● WHAT THE TASK ASKS:
Repeat every record exactly, but keep images out of the copy.

════════════════

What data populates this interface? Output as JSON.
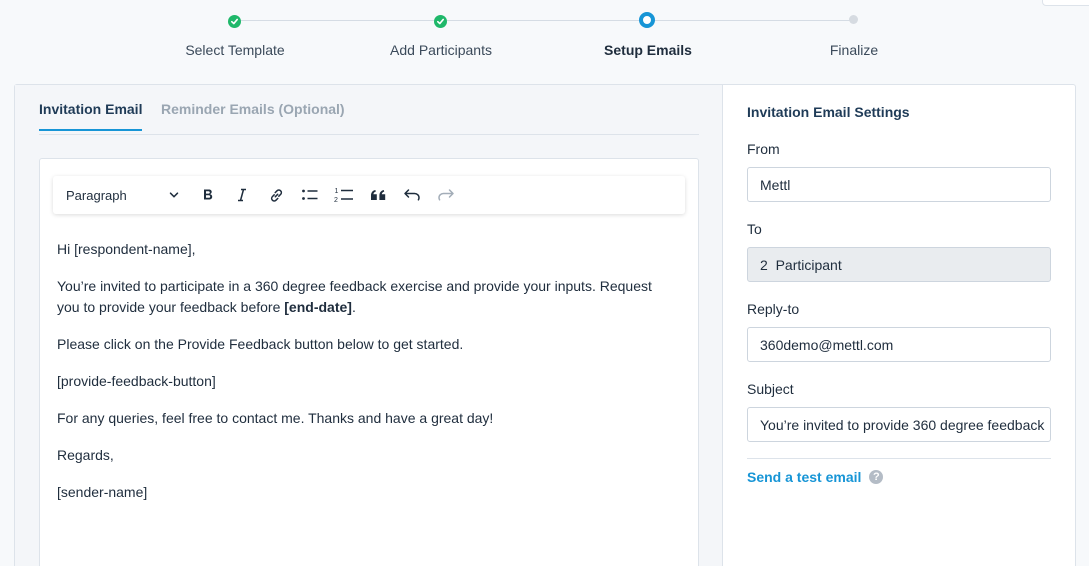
{
  "stepper": {
    "steps": [
      {
        "label": "Select Template",
        "state": "done"
      },
      {
        "label": "Add Participants",
        "state": "done"
      },
      {
        "label": "Setup Emails",
        "state": "active"
      },
      {
        "label": "Finalize",
        "state": "pending"
      }
    ]
  },
  "tabs": {
    "invitation": "Invitation Email",
    "reminder": "Reminder Emails (Optional)"
  },
  "toolbar": {
    "format_value": "Paragraph",
    "icons": [
      "chevron-down-icon",
      "bold-icon",
      "italic-icon",
      "link-icon",
      "bulleted-list-icon",
      "numbered-list-icon",
      "blockquote-icon",
      "undo-icon",
      "redo-icon"
    ]
  },
  "email_body": {
    "greeting": "Hi [respondent-name],",
    "para1_text": "You’re invited to participate in a 360 degree feedback exercise and provide your inputs. Request you to provide your feedback before ",
    "para1_bold": "[end-date]",
    "para1_end": ".",
    "para2": "Please click on the Provide Feedback button below to get started.",
    "button_placeholder": "[provide-feedback-button]",
    "para3": "For any queries, feel free to contact me. Thanks and have a great day!",
    "regards": "Regards,",
    "sender": "[sender-name]"
  },
  "settings": {
    "title": "Invitation Email Settings",
    "from_label": "From",
    "from_value": "Mettl",
    "to_label": "To",
    "to_value": "2  Participant",
    "reply_label": "Reply-to",
    "reply_value": "360demo@mettl.com",
    "subject_label": "Subject",
    "subject_value": "You’re invited to provide 360 degree feedback",
    "test_link": "Send a test email",
    "help_symbol": "?"
  },
  "colors": {
    "accent": "#1795d6",
    "done": "#1fb86a",
    "pending": "#d6dbe1"
  }
}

════════════════

● TASK RESPONSE:
What data populates this interface? Output as JSON.
{
  "stepper": {
    "steps": [
      {
        "label": "Select Template",
        "state": "done"
      },
      {
        "label": "Add Participants",
        "state": "done"
      },
      {
        "label": "Setup Emails",
        "state": "active"
      },
      {
        "label": "Finalize",
        "state": "pending"
      }
    ]
  },
  "tabs": {
    "invitation": "Invitation Email",
    "reminder": "Reminder Emails (Optional)"
  },
  "toolbar": {
    "format_value": "Paragraph",
    "icons": [
      "chevron-down-icon",
      "bold-icon",
      "italic-icon",
      "link-icon",
      "bulleted-list-icon",
      "numbered-list-icon",
      "blockquote-icon",
      "undo-icon",
      "redo-icon"
    ]
  },
  "email_body": {
    "greeting": "Hi [respondent-name],",
    "para1_text": "You’re invited to participate in a 360 degree feedback exercise and provide your inputs. Request you to provide your feedback before ",
    "para1_bold": "[end-date]",
    "para1_end": ".",
    "para2": "Please click on the Provide Feedback button below to get started.",
    "button_placeholder": "[provide-feedback-button]",
    "para3": "For any queries, feel free to contact me. Thanks and have a great day!",
    "regards": "Regards,",
    "sender": "[sender-name]"
  },
  "settings": {
    "title": "Invitation Email Settings",
    "from_label": "From",
    "from_value": "Mettl",
    "to_label": "To",
    "to_value": "2  Participant",
    "reply_label": "Reply-to",
    "reply_value": "360demo@mettl.com",
    "subject_label": "Subject",
    "subject_value": "You’re invited to provide 360 degree feedback",
    "test_link": "Send a test email",
    "help_symbol": "?"
  },
  "colors": {
    "accent": "#1795d6",
    "done": "#1fb86a",
    "pending": "#d6dbe1"
  }
}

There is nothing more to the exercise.